*THE EXERCISE*. Reproduce the data in its entirety, exactly as supplied.

Source data:

════════

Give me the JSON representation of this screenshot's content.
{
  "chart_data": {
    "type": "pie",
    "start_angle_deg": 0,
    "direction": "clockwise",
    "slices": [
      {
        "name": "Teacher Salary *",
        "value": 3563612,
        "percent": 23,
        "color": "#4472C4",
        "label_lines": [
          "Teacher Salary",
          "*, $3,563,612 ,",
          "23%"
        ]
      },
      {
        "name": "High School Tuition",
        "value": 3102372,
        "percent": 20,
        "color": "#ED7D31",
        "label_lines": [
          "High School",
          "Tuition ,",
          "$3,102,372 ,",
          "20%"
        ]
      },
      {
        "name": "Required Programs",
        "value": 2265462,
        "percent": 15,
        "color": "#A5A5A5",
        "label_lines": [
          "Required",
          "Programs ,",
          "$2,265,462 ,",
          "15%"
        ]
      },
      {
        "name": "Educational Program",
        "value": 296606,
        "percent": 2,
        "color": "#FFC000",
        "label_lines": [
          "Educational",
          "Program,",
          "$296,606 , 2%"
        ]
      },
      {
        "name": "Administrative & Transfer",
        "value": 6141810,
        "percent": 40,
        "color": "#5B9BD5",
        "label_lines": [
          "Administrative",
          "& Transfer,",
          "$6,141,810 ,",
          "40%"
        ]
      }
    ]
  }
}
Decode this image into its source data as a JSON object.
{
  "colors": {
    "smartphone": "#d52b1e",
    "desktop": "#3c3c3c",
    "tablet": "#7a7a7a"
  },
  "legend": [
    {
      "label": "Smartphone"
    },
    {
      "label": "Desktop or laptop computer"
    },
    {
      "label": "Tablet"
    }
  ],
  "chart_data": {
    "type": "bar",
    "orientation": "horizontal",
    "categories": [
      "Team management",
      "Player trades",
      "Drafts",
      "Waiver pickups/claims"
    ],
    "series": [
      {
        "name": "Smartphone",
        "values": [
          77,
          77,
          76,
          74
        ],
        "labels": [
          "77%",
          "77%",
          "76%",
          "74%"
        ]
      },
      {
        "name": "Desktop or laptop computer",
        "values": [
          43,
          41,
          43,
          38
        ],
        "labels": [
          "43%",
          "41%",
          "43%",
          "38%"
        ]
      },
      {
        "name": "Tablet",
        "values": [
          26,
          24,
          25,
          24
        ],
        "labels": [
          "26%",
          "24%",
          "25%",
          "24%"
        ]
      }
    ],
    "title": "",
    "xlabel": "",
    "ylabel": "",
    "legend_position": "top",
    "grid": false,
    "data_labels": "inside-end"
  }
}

════════

*TASK RESULT*.
Give me the JSON representation of this screenshot's content.
{
  "chart_data": {
    "type": "pie",
    "start_angle_deg": 0,
    "direction": "clockwise",
    "slices": [
      {
        "name": "Teacher Salary *",
        "value": 3563612,
        "percent": 23,
        "color": "#4472C4",
        "label_lines": [
          "Teacher Salary",
          "*, $3,563,612 ,",
          "23%"
        ]
      },
      {
        "name": "High School Tuition",
        "value": 3102372,
        "percent": 20,
        "color": "#ED7D31",
        "label_lines": [
          "High School",
          "Tuition ,",
          "$3,102,372 ,",
          "20%"
        ]
      },
      {
        "name": "Required Programs",
        "value": 2265462,
        "percent": 15,
        "color": "#A5A5A5",
        "label_lines": [
          "Required",
          "Programs ,",
          "$2,265,462 ,",
          "15%"
        ]
      },
      {
        "name": "Educational Program",
        "value": 296606,
        "percent": 2,
        "color": "#FFC000",
        "label_lines": [
          "Educational",
          "Program,",
          "$296,606 , 2%"
        ]
      },
      {
        "name": "Administrative & Transfer",
        "value": 6141810,
        "percent": 40,
        "color": "#5B9BD5",
        "label_lines": [
          "Administrative",
          "& Transfer,",
          "$6,141,810 ,",
          "40%"
        ]
      }
    ]
  }
}
Decode this image into its source data as a JSON object.
{
  "colors": {
    "smartphone": "#d52b1e",
    "desktop": "#3c3c3c",
    "tablet": "#7a7a7a"
  },
  "legend": [
    {
      "label": "Smartphone"
    },
    {
      "label": "Desktop or laptop computer"
    },
    {
      "label": "Tablet"
    }
  ],
  "chart_data": {
    "type": "bar",
    "orientation": "horizontal",
    "categories": [
      "Team management",
      "Player trades",
      "Drafts",
      "Waiver pickups/claims"
    ],
    "series": [
      {
        "name": "Smartphone",
        "values": [
          77,
          77,
          76,
          74
        ],
        "labels": [
          "77%",
          "77%",
          "76%",
          "74%"
        ]
      },
      {
        "name": "Desktop or laptop computer",
        "values": [
          43,
          41,
          43,
          38
        ],
        "labels": [
          "43%",
          "41%",
          "43%",
          "38%"
        ]
      },
      {
        "name": "Tablet",
        "values": [
          26,
          24,
          25,
          24
        ],
        "labels": [
          "26%",
          "24%",
          "25%",
          "24%"
        ]
      }
    ],
    "title": "",
    "xlabel": "",
    "ylabel": "",
    "legend_position": "top",
    "grid": false,
    "data_labels": "inside-end"
  }
}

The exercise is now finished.